(Document extract)
● ● ● ● ●

The penalties imposed are reasonable.
Kourtney LeBlanc Administrative Law Judge
- 1
Petitioner did not appeal this deficiency. Therefore, the finding stands.
- 2
My findings of fact/conclusions of law are set forth, in italics and bold, in the discussion captions of this decision.
- 3
Section 483.70(e) mandates that the facility conduct and document a facility-wide assessment to determine what resources are necessary to care for its residents competently during both day-to-day operations and emergencies.

● ● ● ● ●

(Supplied records)
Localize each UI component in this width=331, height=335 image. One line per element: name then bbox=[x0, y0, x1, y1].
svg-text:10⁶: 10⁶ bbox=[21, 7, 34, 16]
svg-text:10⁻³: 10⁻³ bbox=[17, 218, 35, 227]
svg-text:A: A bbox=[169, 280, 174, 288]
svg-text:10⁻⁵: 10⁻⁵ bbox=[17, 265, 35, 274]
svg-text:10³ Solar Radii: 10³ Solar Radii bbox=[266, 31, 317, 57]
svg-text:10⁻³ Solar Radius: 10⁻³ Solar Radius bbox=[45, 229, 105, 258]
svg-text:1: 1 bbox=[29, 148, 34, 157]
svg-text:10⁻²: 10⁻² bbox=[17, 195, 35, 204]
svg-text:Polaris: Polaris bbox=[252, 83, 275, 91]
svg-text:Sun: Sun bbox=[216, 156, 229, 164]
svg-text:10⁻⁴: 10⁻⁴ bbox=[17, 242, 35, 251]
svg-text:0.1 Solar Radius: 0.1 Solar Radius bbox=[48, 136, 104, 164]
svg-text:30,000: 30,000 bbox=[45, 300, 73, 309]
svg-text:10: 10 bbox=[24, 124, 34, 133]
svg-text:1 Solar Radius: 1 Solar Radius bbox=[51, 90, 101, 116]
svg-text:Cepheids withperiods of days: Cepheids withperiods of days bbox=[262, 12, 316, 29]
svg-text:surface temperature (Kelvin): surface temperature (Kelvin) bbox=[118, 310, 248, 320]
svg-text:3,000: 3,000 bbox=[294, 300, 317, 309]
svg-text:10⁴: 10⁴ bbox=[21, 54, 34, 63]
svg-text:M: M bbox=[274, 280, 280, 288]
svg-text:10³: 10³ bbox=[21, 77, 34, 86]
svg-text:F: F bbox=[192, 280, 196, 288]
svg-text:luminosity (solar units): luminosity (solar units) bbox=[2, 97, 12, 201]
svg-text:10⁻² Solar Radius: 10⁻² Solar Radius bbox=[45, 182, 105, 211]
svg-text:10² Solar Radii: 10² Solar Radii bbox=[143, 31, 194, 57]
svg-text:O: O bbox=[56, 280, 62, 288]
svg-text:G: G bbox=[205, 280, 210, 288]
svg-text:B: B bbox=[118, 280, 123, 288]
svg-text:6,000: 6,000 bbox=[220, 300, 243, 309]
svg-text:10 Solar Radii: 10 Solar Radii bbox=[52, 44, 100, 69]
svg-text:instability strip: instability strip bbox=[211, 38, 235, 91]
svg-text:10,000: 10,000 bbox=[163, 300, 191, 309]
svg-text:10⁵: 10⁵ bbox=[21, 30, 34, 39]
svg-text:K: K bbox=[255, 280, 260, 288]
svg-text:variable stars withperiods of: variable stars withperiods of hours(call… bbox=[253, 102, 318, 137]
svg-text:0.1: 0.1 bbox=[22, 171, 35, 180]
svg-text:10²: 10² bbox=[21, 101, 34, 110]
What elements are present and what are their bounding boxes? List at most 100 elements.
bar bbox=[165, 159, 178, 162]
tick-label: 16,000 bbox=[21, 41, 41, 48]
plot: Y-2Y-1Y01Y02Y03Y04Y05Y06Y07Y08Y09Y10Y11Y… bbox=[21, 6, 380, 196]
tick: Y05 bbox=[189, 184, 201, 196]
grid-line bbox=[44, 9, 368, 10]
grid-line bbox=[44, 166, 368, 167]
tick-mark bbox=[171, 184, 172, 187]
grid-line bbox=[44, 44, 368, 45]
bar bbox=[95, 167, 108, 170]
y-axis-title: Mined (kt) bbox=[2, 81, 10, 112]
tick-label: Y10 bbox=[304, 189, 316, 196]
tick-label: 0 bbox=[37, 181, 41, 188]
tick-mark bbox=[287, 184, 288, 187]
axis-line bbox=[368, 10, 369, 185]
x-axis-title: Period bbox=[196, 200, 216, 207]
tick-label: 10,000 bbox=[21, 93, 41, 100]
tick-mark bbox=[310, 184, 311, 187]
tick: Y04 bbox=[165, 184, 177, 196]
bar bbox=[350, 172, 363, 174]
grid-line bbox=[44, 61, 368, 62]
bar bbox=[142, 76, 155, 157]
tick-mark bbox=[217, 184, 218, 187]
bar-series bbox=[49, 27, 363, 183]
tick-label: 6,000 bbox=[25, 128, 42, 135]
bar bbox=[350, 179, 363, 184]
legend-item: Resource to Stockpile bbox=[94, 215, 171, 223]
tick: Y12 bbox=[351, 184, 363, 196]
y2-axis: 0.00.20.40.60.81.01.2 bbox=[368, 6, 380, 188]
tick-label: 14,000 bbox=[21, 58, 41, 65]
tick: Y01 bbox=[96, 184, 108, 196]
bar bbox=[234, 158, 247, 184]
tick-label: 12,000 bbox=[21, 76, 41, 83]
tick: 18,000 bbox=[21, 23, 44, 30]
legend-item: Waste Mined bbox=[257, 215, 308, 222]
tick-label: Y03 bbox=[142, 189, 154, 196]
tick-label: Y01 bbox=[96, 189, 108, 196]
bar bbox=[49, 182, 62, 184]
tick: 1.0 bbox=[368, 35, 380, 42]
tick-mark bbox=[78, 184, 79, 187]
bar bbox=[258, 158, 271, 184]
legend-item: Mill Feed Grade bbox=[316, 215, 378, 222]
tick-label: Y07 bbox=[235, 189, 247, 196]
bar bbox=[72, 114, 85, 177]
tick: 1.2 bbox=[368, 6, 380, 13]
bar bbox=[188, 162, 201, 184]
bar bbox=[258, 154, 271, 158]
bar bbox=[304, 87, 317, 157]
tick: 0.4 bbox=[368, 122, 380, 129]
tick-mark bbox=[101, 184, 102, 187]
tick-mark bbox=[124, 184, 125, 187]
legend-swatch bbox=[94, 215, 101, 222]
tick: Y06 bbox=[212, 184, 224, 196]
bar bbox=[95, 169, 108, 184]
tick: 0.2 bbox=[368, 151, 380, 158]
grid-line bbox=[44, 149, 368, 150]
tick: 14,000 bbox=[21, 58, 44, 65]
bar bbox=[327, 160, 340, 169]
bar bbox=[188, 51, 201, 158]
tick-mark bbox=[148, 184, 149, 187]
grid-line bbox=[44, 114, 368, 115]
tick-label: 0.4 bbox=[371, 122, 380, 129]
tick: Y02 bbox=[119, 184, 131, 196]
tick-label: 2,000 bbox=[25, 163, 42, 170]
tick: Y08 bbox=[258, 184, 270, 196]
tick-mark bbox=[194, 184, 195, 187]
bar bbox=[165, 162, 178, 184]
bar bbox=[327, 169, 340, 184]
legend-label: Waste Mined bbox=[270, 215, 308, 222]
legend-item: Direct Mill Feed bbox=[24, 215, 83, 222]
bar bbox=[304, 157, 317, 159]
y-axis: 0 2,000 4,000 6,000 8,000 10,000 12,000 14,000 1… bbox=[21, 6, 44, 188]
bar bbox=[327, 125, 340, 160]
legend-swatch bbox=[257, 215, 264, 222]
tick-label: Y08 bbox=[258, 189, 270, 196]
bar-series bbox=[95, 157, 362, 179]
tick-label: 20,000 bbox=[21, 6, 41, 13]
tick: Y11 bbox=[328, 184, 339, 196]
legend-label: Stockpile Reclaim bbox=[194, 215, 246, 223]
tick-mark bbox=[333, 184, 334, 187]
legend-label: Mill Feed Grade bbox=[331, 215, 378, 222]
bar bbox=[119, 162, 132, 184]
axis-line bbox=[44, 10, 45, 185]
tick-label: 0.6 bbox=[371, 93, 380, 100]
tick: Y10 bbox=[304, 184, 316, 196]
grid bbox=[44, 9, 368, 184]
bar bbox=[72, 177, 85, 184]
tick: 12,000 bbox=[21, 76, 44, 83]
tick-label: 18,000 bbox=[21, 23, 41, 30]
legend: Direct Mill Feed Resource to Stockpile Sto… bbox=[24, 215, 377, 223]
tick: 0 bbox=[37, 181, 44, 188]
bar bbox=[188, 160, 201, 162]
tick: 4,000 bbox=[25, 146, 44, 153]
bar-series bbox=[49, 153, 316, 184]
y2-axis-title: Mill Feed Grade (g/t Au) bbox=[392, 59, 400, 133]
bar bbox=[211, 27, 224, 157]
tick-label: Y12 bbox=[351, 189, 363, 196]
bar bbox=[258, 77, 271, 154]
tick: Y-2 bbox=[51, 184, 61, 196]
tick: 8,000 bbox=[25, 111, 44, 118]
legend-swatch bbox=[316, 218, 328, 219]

● ● ● ● ●

(Activities)
1. According to the decision excerpt, why does the finding on the deficiency stand? Answer in one to three sentences.
2. Reproduce the stretch of the decision excerpt from "Kourtney LeBlanc Administrative" through "of this decision." word for word.
3. Continue the decision excerpt from its final sentence onward.

(Answers for this exercise)
1. The finding stands because the petitioner did not appeal that deficiency.

2.
Kourtney LeBlanc Administrative Law Judge
- 1
Petitioner did not appeal this deficiency. Therefore, the finding stands.
- 2
My findings of fact/conclusions of law are set forth, in italics and bold, in the discussion captions of this decision.

3.
- 4
The Board’s decisions in Golden Living and Heritage House are consistent with a long line of quality-of-care cases holding that CMS “‘may reasonably rely on a facility’s policy relating to the care and treatment of its residents as evidencing the facility’s understanding of what must be done to attain or maintain residents’ highest practicable physical, mental, and psychosocial well-being, as required by [42 C.F.R.] section 483.25.’” Green Valley Healthcare and Rehab. Ctr., DAB No. 2947 at 6 (2019) (quoting The Laurels at Forest Glenn, DAB No. 2182 at 18 (2008)); North Las Vegas Care Ctr., DAB No. 2946 at 6 (2019); Hanover Hills Health Care Ctr., DAB No. 2507 at 6 (2013) (observing that “the Board has long held that a facility’s own policy may be sufficient evidence . . . of what the facility has determined is needed to meet the quality-of-care requirements in section 483.25.”).
- 5
Since the time periods relevant to these cases, the regulation was redesignated from 42 C.F.R. § 483.65 to 42 C.F.R. § 483.80. 81 Fed. Reg. 68688 (Oct. 4, 2016).